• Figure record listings
^^^^^^^^^^^^^^^^

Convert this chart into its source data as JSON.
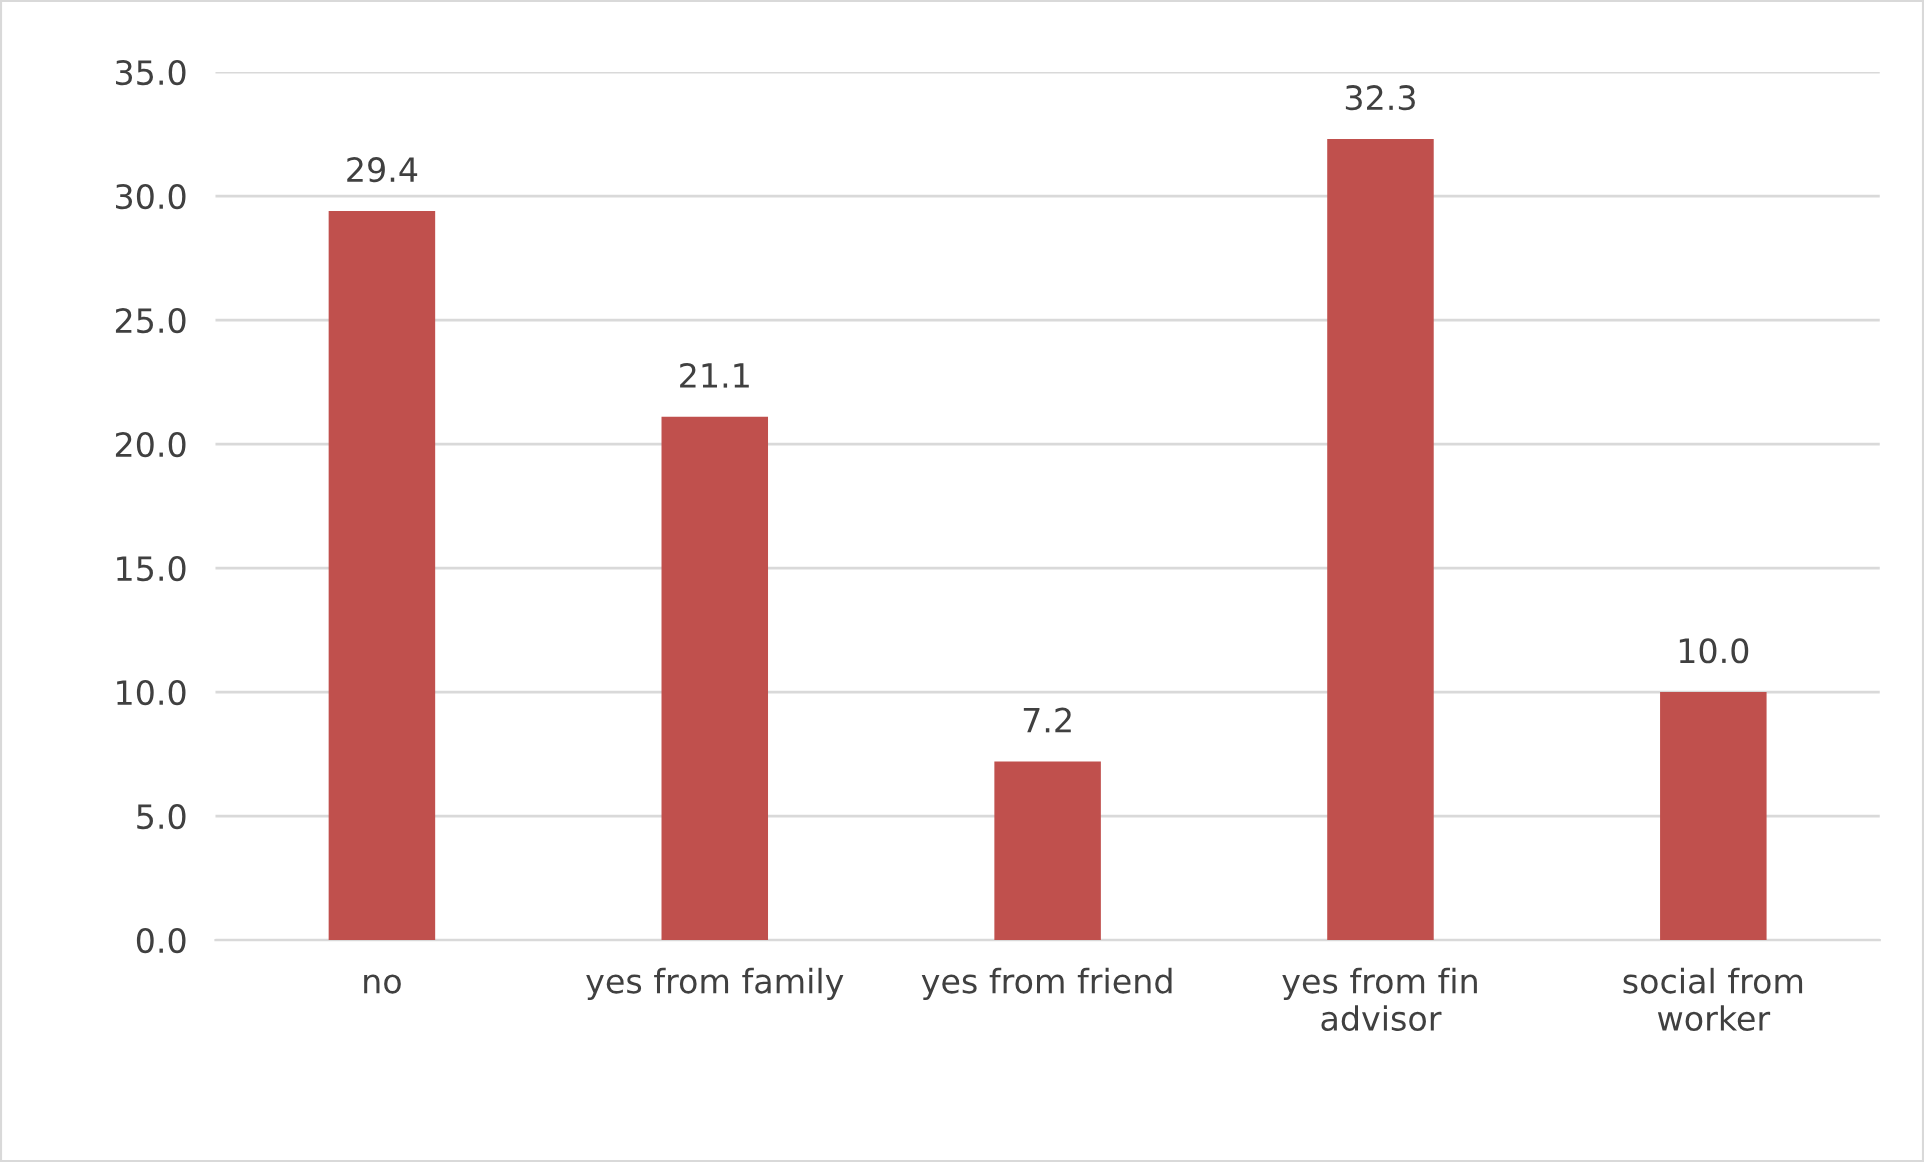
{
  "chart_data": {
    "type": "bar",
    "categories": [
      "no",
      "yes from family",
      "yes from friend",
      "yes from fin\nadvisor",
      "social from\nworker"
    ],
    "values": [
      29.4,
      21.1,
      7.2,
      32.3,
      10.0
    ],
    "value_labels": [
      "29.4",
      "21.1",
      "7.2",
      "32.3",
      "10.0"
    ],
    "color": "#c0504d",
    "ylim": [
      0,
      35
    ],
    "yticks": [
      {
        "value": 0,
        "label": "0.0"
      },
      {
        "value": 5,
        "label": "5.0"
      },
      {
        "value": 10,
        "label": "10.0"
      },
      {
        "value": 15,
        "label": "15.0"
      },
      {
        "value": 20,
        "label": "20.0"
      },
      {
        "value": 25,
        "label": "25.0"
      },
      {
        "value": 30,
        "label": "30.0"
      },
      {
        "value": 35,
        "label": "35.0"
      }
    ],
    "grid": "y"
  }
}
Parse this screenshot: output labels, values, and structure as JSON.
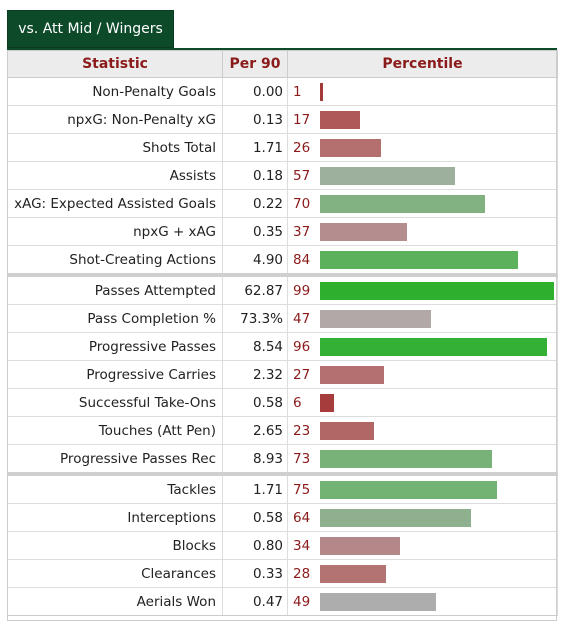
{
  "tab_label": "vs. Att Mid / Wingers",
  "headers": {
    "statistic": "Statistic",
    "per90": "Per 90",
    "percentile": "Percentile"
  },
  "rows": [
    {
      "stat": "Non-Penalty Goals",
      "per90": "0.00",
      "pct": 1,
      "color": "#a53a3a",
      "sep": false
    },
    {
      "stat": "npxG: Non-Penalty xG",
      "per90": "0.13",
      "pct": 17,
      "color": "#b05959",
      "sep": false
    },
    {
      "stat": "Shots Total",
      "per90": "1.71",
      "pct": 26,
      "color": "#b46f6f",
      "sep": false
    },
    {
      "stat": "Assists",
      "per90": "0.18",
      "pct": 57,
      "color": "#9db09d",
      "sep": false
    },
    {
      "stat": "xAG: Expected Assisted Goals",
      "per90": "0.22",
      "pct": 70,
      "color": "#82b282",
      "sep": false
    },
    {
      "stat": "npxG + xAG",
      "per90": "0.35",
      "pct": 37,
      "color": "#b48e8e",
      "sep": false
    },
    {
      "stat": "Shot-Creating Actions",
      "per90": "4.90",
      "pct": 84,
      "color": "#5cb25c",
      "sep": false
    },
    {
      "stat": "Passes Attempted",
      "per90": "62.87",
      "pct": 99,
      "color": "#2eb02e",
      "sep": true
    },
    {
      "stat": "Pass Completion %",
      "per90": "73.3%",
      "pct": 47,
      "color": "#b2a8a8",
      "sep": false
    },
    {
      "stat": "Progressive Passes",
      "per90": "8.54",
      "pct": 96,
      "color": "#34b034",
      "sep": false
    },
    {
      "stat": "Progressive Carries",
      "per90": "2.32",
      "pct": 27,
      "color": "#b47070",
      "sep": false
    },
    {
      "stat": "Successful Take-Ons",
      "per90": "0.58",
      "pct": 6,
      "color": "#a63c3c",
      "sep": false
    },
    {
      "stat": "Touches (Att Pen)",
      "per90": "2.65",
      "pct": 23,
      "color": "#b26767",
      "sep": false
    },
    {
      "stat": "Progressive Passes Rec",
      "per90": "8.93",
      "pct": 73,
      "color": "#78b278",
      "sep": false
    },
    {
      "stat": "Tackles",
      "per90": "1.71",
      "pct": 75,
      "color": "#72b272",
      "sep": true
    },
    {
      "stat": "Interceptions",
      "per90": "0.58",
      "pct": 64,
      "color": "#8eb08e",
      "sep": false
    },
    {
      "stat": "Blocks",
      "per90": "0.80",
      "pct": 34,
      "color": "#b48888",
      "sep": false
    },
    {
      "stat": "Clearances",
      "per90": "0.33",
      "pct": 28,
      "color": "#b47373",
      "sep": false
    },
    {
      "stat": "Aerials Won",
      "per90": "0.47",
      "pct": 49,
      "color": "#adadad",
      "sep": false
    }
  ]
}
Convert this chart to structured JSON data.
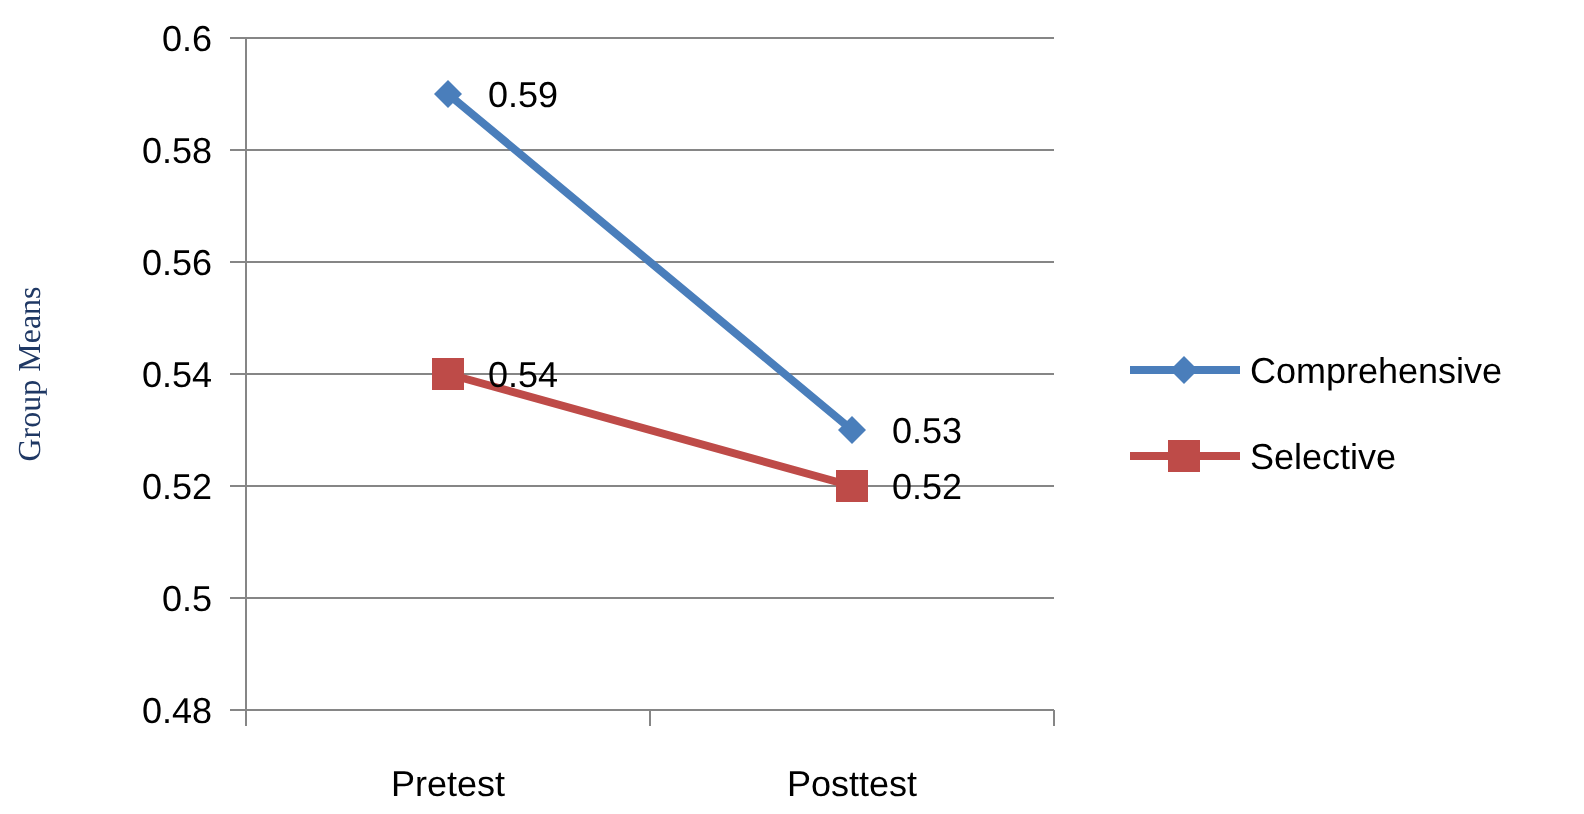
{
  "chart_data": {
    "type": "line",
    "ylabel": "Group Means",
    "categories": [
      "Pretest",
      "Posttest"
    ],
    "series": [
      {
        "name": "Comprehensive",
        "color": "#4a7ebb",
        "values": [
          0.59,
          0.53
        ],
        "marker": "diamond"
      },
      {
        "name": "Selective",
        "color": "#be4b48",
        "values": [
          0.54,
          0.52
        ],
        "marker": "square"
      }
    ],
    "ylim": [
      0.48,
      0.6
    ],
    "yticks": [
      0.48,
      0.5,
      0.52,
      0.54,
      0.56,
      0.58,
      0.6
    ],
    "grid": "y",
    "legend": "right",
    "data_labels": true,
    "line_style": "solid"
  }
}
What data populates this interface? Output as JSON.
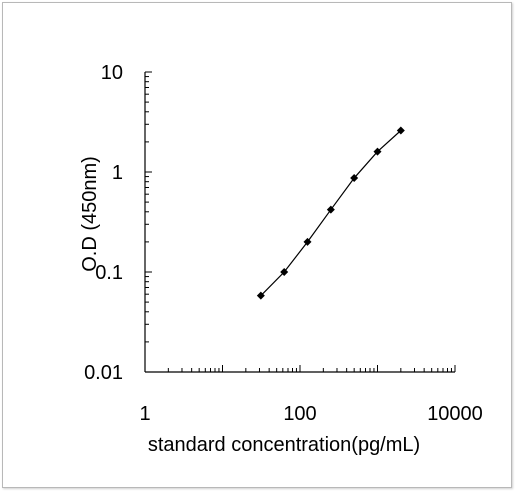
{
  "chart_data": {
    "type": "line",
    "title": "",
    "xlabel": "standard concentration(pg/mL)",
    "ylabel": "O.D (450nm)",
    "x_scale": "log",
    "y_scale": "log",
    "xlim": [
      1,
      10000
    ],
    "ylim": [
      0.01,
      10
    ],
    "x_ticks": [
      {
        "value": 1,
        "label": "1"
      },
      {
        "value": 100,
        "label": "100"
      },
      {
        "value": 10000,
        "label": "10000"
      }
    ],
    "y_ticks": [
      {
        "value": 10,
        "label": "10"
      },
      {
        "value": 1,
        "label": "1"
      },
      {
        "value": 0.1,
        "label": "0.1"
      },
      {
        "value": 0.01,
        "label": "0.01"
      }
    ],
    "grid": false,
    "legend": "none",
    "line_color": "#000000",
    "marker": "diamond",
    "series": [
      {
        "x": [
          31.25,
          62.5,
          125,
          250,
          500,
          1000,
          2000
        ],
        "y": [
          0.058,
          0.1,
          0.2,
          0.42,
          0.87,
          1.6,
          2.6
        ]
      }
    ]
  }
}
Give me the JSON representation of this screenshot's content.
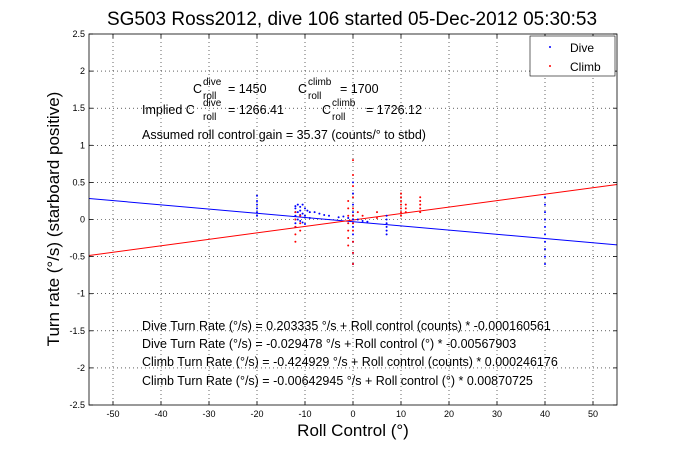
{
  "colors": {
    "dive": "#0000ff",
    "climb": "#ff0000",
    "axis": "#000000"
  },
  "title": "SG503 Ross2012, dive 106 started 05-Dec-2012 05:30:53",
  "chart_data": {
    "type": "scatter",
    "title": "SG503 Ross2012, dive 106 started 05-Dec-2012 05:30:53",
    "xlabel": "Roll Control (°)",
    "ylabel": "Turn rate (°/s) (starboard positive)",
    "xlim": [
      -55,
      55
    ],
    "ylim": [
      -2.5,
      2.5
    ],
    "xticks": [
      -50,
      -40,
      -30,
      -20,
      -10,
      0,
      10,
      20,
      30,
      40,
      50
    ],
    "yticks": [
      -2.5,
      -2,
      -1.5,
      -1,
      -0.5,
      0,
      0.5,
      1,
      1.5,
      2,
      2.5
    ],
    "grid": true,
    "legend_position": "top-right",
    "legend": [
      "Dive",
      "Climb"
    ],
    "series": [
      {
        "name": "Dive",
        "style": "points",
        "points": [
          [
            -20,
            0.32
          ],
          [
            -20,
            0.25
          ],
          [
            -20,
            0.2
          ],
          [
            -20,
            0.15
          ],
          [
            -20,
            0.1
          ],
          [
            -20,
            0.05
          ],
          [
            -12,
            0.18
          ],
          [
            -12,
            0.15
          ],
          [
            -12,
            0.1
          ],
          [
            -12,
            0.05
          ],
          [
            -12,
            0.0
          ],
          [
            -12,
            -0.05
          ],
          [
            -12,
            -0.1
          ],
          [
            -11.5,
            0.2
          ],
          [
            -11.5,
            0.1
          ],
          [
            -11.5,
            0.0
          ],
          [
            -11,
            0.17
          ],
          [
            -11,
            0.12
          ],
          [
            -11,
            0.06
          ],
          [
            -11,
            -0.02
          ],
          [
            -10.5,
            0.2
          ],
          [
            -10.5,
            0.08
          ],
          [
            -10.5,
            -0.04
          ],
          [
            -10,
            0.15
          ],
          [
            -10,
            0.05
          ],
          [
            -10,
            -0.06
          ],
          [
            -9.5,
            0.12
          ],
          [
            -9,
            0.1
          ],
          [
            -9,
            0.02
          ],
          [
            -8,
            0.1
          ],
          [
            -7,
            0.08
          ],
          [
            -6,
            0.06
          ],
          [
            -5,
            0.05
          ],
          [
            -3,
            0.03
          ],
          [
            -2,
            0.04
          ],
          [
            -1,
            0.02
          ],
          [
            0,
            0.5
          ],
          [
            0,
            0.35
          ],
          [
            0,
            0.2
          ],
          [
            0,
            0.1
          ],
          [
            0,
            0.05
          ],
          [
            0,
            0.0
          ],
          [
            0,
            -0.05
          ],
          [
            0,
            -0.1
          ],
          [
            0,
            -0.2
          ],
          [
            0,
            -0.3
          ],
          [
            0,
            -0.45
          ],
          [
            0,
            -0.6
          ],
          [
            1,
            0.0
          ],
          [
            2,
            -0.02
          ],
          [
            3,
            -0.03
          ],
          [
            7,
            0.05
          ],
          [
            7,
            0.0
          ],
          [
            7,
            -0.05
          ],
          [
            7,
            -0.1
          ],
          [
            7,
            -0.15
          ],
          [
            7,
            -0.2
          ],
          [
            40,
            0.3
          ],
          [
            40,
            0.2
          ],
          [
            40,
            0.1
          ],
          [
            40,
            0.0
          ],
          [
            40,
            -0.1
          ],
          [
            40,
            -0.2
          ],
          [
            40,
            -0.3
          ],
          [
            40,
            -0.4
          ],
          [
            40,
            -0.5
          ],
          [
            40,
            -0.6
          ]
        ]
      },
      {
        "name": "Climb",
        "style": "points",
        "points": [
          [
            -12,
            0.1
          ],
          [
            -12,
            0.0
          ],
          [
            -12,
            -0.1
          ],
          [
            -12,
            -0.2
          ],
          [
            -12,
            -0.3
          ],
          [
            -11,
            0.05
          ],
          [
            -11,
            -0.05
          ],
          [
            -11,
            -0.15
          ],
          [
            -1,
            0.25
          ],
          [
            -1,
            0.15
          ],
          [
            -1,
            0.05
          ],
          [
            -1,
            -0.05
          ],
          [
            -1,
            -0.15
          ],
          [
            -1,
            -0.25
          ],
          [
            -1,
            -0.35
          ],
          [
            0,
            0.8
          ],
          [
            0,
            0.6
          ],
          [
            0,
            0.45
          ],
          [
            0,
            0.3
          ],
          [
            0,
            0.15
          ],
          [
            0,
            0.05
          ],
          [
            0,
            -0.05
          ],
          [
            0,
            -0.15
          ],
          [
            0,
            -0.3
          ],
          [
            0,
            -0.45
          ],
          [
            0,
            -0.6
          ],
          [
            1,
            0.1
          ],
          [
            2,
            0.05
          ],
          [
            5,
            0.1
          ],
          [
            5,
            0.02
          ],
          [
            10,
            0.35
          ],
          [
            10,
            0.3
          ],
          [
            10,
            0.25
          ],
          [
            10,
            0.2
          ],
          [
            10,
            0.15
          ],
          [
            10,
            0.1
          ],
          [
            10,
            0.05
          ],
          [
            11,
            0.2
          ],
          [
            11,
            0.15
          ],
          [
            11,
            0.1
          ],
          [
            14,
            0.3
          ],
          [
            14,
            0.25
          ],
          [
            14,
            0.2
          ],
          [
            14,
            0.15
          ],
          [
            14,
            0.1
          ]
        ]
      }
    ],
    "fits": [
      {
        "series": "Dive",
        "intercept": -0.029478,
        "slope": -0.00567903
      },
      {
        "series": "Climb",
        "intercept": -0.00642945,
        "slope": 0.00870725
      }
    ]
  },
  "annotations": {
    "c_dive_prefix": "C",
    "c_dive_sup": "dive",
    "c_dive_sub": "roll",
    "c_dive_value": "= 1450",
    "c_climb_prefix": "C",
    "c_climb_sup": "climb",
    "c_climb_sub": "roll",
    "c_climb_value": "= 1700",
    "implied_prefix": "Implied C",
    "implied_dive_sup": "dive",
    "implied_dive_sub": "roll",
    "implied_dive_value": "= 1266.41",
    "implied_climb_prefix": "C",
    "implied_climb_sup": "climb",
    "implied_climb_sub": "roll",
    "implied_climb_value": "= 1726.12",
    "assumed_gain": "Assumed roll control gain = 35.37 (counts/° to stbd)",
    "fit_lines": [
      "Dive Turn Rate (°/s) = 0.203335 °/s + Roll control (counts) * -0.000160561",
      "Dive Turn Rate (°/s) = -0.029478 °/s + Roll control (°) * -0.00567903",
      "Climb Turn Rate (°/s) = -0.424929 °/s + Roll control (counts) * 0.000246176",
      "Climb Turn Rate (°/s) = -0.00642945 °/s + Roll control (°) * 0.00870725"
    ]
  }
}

^^^^^^^^^^^^^^^^

• AIM
Return each line of the listing that holds the string "Penalty".

• RESULT OF THIS EXERCISE
      "stat": "Non-Penalty Goals",
      "stat": "npxG: Non-Penalty xG",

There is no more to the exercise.